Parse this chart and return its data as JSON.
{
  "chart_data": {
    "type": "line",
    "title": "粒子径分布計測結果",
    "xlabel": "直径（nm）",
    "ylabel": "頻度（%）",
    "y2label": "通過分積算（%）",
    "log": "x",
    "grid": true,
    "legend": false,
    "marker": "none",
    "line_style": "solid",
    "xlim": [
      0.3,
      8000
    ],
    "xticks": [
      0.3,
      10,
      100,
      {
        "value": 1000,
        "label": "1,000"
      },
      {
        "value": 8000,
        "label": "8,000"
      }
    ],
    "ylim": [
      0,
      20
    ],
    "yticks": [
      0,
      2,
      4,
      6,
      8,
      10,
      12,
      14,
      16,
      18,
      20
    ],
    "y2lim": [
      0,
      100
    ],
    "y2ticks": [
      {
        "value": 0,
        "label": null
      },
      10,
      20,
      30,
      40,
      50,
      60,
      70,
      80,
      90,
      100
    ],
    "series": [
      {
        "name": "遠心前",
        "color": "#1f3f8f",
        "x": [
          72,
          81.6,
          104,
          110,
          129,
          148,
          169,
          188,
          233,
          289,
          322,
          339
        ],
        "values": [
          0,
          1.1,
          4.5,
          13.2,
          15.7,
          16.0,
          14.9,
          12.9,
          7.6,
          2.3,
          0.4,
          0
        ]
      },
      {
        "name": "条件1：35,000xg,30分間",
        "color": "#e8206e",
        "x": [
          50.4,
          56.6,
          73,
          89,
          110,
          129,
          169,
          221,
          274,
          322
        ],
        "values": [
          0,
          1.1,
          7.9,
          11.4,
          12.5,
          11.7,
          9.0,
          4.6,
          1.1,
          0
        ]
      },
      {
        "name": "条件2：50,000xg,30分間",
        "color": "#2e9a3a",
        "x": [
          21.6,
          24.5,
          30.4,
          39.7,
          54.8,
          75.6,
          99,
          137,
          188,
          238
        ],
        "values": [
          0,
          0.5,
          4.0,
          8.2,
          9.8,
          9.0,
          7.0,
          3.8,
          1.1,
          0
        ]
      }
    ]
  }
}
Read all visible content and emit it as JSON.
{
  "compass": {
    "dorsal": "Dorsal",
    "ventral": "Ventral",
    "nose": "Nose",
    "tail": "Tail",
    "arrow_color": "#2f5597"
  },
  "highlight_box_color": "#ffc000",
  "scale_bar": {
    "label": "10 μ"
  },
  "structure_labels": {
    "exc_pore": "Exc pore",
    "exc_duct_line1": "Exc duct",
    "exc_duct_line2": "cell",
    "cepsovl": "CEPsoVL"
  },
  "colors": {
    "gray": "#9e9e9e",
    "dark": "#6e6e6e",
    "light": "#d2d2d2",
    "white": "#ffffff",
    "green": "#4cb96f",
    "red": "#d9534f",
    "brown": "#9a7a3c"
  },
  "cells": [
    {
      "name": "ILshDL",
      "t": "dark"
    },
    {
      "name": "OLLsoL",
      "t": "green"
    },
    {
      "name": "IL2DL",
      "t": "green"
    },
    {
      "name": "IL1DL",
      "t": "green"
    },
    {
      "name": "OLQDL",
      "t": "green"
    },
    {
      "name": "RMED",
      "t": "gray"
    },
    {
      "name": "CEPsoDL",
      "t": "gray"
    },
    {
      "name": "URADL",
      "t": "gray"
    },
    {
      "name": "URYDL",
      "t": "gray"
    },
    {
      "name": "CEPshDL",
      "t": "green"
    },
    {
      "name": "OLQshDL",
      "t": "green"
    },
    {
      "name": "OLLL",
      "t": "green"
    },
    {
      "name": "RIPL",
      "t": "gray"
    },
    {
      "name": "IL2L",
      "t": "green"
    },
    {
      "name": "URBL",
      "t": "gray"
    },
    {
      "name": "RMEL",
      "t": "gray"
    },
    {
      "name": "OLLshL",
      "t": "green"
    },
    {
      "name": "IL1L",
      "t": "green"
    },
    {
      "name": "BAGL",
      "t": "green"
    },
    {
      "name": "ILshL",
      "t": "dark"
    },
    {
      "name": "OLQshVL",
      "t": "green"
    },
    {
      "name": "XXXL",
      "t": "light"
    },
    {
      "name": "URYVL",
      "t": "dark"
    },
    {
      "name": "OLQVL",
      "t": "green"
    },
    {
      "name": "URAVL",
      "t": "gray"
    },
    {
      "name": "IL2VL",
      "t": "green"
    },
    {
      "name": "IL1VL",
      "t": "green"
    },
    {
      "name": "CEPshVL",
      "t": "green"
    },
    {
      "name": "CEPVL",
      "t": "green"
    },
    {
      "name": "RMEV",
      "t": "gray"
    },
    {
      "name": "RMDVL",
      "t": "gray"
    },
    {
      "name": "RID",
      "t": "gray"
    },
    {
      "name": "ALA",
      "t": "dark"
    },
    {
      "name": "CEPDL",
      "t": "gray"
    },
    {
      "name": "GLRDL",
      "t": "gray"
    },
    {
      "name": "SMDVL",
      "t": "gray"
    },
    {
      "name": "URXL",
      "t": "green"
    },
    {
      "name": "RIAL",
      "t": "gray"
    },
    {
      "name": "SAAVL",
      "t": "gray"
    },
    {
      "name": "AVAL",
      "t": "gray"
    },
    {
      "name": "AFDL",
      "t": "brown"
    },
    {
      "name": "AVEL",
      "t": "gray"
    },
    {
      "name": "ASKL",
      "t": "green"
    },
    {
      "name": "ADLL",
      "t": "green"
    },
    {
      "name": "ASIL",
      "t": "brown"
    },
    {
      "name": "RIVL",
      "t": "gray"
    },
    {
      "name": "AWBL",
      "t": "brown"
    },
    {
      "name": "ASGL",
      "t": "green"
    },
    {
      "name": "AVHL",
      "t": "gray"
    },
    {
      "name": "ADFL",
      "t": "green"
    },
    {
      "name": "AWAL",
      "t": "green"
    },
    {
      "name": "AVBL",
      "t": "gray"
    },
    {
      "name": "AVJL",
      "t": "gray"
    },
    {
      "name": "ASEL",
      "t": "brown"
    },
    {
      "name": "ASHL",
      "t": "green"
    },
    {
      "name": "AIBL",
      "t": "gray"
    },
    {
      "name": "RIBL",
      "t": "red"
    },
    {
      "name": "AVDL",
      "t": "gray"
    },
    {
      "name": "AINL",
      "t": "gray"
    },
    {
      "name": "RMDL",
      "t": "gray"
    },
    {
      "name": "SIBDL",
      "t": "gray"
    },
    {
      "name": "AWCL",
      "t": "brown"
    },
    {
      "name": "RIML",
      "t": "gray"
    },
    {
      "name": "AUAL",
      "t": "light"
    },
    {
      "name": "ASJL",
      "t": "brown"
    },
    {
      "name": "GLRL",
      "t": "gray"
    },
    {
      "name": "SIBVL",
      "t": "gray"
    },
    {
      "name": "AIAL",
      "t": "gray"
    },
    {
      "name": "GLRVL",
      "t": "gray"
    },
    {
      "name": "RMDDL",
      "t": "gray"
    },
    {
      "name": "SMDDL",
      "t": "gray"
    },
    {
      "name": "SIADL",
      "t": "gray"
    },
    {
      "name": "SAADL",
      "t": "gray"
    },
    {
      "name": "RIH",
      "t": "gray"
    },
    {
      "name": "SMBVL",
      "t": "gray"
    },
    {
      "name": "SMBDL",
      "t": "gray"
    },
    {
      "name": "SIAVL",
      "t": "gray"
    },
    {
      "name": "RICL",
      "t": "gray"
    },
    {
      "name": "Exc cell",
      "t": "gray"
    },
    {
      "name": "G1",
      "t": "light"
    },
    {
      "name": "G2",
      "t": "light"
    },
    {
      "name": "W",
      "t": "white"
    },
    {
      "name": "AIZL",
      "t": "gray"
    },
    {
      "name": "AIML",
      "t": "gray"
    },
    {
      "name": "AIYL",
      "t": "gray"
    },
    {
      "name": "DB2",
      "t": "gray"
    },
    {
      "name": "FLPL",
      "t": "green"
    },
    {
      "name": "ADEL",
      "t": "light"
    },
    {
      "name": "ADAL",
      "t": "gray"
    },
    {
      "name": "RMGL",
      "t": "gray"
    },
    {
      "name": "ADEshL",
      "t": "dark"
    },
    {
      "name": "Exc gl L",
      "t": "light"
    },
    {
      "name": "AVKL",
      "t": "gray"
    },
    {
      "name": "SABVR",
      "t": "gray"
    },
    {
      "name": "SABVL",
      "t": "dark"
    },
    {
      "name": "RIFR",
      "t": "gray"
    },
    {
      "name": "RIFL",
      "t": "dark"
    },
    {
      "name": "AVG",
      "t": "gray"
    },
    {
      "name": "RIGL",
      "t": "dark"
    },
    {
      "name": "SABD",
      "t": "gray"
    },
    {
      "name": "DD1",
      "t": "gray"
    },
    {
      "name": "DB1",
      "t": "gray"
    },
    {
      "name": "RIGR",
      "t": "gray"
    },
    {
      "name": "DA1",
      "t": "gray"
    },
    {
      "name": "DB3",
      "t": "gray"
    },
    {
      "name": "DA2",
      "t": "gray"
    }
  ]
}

* EXERCISE DIRECTIONS *
In the data above, how many lines contain the string "JSON"? Answer with the number only.

* ANSWER TO THE EXERCISE *
2